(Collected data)
========
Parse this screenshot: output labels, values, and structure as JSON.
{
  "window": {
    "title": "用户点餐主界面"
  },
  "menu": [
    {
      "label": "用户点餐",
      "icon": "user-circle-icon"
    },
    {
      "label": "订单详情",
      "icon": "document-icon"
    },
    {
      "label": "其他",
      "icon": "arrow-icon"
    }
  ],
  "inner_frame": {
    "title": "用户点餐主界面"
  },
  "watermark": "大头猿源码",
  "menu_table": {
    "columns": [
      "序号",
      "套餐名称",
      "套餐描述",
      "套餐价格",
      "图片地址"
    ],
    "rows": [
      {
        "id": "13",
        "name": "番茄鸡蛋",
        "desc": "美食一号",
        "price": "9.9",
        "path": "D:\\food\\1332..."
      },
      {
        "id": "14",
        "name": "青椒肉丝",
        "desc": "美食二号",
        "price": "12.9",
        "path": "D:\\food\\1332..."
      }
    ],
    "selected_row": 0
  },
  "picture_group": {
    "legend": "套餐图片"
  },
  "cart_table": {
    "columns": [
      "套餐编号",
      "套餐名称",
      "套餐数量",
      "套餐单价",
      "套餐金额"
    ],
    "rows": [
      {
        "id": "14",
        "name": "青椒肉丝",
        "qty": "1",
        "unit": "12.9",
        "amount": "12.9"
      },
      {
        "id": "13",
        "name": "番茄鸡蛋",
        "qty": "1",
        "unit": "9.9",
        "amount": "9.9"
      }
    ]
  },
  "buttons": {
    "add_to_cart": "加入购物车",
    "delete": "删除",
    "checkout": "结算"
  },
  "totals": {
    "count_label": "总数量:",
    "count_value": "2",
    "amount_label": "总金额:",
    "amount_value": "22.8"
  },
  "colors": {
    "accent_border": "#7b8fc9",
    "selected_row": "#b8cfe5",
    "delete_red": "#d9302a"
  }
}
========
REQUIREMENTS:
Look for lines containing the string "icon" and copy them all.

EXERCISE OUTPUT:
      "icon": "user-circle-icon"
      "icon": "document-icon"
      "icon": "arrow-icon"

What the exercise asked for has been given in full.